• WHAT YOU NEED TO DO: Each entry that follows must be output without any deviation.

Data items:
#####
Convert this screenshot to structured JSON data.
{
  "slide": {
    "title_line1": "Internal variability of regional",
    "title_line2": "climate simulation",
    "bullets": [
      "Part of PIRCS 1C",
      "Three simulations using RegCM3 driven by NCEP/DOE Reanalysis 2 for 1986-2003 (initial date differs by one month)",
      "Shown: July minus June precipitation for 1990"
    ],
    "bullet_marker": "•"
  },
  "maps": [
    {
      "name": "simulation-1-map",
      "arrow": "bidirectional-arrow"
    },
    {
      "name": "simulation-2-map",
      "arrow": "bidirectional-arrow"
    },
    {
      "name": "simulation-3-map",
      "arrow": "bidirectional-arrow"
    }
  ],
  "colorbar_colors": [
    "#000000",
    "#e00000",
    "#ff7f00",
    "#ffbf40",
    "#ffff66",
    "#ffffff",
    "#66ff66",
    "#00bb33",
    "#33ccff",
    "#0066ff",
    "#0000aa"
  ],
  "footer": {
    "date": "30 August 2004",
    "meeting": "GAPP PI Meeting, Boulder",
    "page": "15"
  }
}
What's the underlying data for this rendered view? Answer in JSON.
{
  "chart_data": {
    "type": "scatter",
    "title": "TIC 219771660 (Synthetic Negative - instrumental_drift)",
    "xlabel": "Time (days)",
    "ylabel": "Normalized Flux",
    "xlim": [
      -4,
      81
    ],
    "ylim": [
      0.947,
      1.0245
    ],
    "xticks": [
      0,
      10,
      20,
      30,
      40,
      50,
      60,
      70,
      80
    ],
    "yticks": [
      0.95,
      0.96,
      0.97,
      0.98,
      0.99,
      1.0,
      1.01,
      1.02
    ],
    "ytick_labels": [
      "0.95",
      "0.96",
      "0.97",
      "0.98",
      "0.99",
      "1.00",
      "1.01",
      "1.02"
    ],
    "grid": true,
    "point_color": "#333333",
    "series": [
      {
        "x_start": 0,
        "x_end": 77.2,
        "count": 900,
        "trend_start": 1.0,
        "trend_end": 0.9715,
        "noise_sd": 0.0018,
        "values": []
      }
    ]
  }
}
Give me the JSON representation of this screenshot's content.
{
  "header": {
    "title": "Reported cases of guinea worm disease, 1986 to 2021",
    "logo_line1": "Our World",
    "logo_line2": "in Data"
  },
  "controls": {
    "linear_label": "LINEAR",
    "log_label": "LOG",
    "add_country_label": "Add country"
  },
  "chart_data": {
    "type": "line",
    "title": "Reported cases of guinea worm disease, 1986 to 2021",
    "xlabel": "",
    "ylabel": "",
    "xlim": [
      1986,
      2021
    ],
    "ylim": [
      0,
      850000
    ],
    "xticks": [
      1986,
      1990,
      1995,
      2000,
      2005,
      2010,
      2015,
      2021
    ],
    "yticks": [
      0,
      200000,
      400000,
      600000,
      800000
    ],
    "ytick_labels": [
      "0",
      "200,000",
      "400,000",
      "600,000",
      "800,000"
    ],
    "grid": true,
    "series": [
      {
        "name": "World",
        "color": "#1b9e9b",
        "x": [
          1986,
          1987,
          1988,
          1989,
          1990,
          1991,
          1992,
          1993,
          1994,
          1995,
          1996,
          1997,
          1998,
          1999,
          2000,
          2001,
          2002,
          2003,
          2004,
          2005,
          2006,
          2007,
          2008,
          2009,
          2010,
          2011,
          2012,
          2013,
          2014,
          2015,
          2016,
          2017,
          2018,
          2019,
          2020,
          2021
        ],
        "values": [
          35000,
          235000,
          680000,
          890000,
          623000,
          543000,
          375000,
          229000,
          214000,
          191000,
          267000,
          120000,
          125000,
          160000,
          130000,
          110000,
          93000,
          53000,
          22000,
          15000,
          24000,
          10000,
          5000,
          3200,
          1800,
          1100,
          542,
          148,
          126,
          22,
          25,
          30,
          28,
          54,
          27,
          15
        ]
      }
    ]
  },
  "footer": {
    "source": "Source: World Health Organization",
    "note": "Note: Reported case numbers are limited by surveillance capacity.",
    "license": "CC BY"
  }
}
#####
• COMPLETE OUTPUT:
Convert this screenshot to structured JSON data.
{
  "slide": {
    "title_line1": "Internal variability of regional",
    "title_line2": "climate simulation",
    "bullets": [
      "Part of PIRCS 1C",
      "Three simulations using RegCM3 driven by NCEP/DOE Reanalysis 2 for 1986-2003 (initial date differs by one month)",
      "Shown: July minus June precipitation for 1990"
    ],
    "bullet_marker": "•"
  },
  "maps": [
    {
      "name": "simulation-1-map",
      "arrow": "bidirectional-arrow"
    },
    {
      "name": "simulation-2-map",
      "arrow": "bidirectional-arrow"
    },
    {
      "name": "simulation-3-map",
      "arrow": "bidirectional-arrow"
    }
  ],
  "colorbar_colors": [
    "#000000",
    "#e00000",
    "#ff7f00",
    "#ffbf40",
    "#ffff66",
    "#ffffff",
    "#66ff66",
    "#00bb33",
    "#33ccff",
    "#0066ff",
    "#0000aa"
  ],
  "footer": {
    "date": "30 August 2004",
    "meeting": "GAPP PI Meeting, Boulder",
    "page": "15"
  }
}
What's the underlying data for this rendered view? Answer in JSON.
{
  "chart_data": {
    "type": "scatter",
    "title": "TIC 219771660 (Synthetic Negative - instrumental_drift)",
    "xlabel": "Time (days)",
    "ylabel": "Normalized Flux",
    "xlim": [
      -4,
      81
    ],
    "ylim": [
      0.947,
      1.0245
    ],
    "xticks": [
      0,
      10,
      20,
      30,
      40,
      50,
      60,
      70,
      80
    ],
    "yticks": [
      0.95,
      0.96,
      0.97,
      0.98,
      0.99,
      1.0,
      1.01,
      1.02
    ],
    "ytick_labels": [
      "0.95",
      "0.96",
      "0.97",
      "0.98",
      "0.99",
      "1.00",
      "1.01",
      "1.02"
    ],
    "grid": true,
    "point_color": "#333333",
    "series": [
      {
        "x_start": 0,
        "x_end": 77.2,
        "count": 900,
        "trend_start": 1.0,
        "trend_end": 0.9715,
        "noise_sd": 0.0018,
        "values": []
      }
    ]
  }
}
Give me the JSON representation of this screenshot's content.
{
  "header": {
    "title": "Reported cases of guinea worm disease, 1986 to 2021",
    "logo_line1": "Our World",
    "logo_line2": "in Data"
  },
  "controls": {
    "linear_label": "LINEAR",
    "log_label": "LOG",
    "add_country_label": "Add country"
  },
  "chart_data": {
    "type": "line",
    "title": "Reported cases of guinea worm disease, 1986 to 2021",
    "xlabel": "",
    "ylabel": "",
    "xlim": [
      1986,
      2021
    ],
    "ylim": [
      0,
      850000
    ],
    "xticks": [
      1986,
      1990,
      1995,
      2000,
      2005,
      2010,
      2015,
      2021
    ],
    "yticks": [
      0,
      200000,
      400000,
      600000,
      800000
    ],
    "ytick_labels": [
      "0",
      "200,000",
      "400,000",
      "600,000",
      "800,000"
    ],
    "grid": true,
    "series": [
      {
        "name": "World",
        "color": "#1b9e9b",
        "x": [
          1986,
          1987,
          1988,
          1989,
          1990,
          1991,
          1992,
          1993,
          1994,
          1995,
          1996,
          1997,
          1998,
          1999,
          2000,
          2001,
          2002,
          2003,
          2004,
          2005,
          2006,
          2007,
          2008,
          2009,
          2010,
          2011,
          2012,
          2013,
          2014,
          2015,
          2016,
          2017,
          2018,
          2019,
          2020,
          2021
        ],
        "values": [
          35000,
          235000,
          680000,
          890000,
          623000,
          543000,
          375000,
          229000,
          214000,
          191000,
          267000,
          120000,
          125000,
          160000,
          130000,
          110000,
          93000,
          53000,
          22000,
          15000,
          24000,
          10000,
          5000,
          3200,
          1800,
          1100,
          542,
          148,
          126,
          22,
          25,
          30,
          28,
          54,
          27,
          15
        ]
      }
    ]
  },
  "footer": {
    "source": "Source: World Health Organization",
    "note": "Note: Reported case numbers are limited by surveillance capacity.",
    "license": "CC BY"
  }
}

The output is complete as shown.